- STATED PROBLEM
Copy every record below exactly as written, but leave out the pictures.

[Data records]

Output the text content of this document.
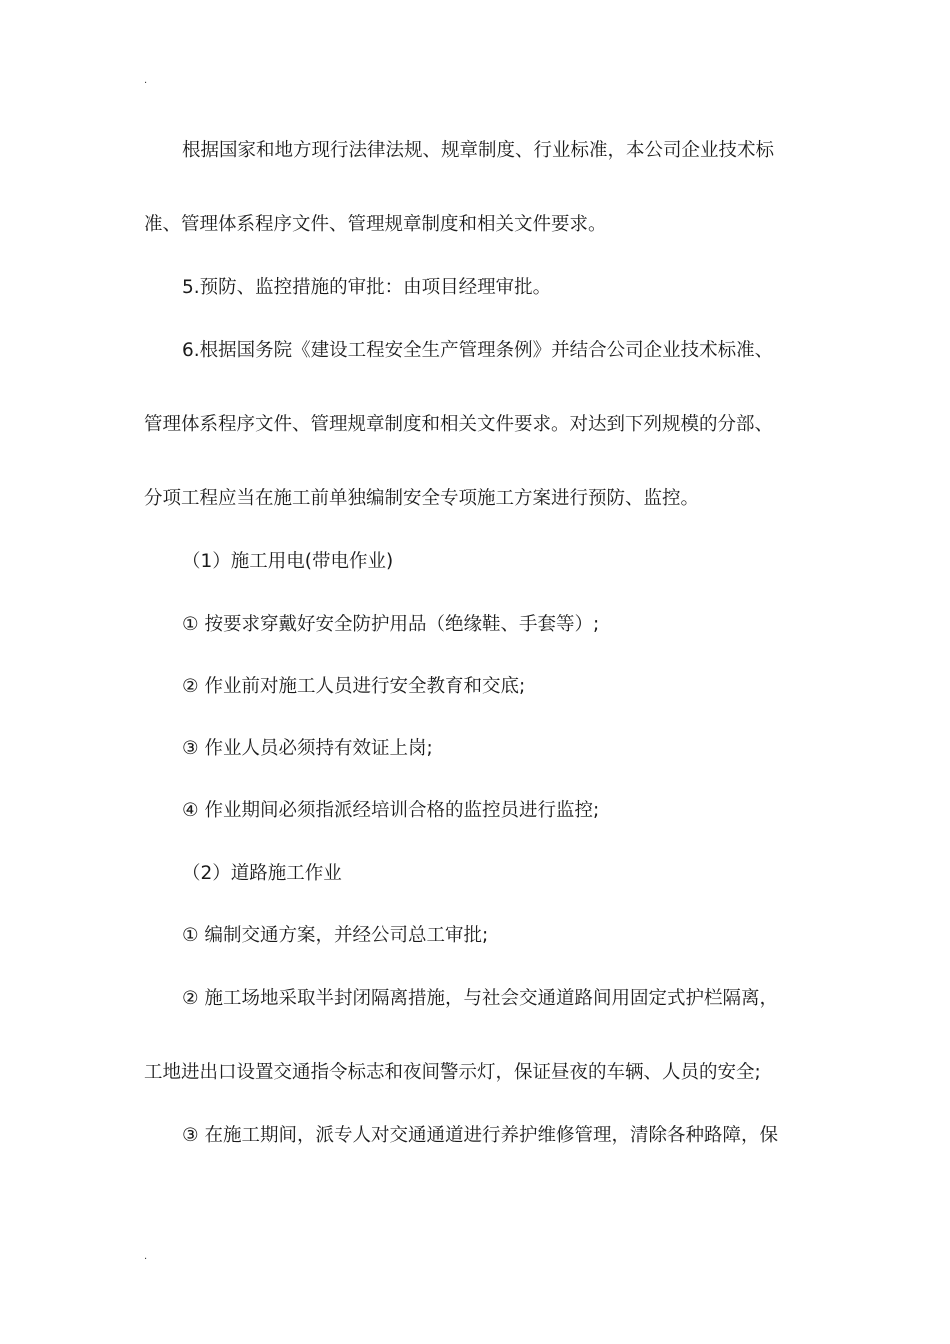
.
根据国家和地方现行法律法规、规章制度、行业标准，本公司企业技术标
准、管理体系程序文件、管理规章制度和相关文件要求。
5.预防、监控措施的审批：由项目经理审批。
6.根据国务院《建设工程安全生产管理条例》并结合公司企业技术标准、
管理体系程序文件、管理规章制度和相关文件要求。对达到下列规模的分部、
分项工程应当在施工前单独编制安全专项施工方案进行预防、监控。
（1）施工用电(带电作业)
① 按要求穿戴好安全防护用品（绝缘鞋、手套等）;
② 作业前对施工人员进行安全教育和交底;
③ 作业人员必须持有效证上岗;
④ 作业期间必须指派经培训合格的监控员进行监控;
（2）道路施工作业
① 编制交通方案，并经公司总工审批;
② 施工场地采取半封闭隔离措施，与社会交通道路间用固定式护栏隔离，
工地进出口设置交通指令标志和夜间警示灯，保证昼夜的车辆、人员的安全;
③ 在施工期间，派专人对交通通道进行养护维修管理，清除各种路障，保
.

- FULL SOLUTION
Output the text content of this document.
.
根据国家和地方现行法律法规、规章制度、行业标准，本公司企业技术标
准、管理体系程序文件、管理规章制度和相关文件要求。
5.预防、监控措施的审批：由项目经理审批。
6.根据国务院《建设工程安全生产管理条例》并结合公司企业技术标准、
管理体系程序文件、管理规章制度和相关文件要求。对达到下列规模的分部、
分项工程应当在施工前单独编制安全专项施工方案进行预防、监控。
（1）施工用电(带电作业)
① 按要求穿戴好安全防护用品（绝缘鞋、手套等）;
② 作业前对施工人员进行安全教育和交底;
③ 作业人员必须持有效证上岗;
④ 作业期间必须指派经培训合格的监控员进行监控;
（2）道路施工作业
① 编制交通方案，并经公司总工审批;
② 施工场地采取半封闭隔离措施，与社会交通道路间用固定式护栏隔离，
工地进出口设置交通指令标志和夜间警示灯，保证昼夜的车辆、人员的安全;
③ 在施工期间，派专人对交通通道进行养护维修管理，清除各种路障，保
.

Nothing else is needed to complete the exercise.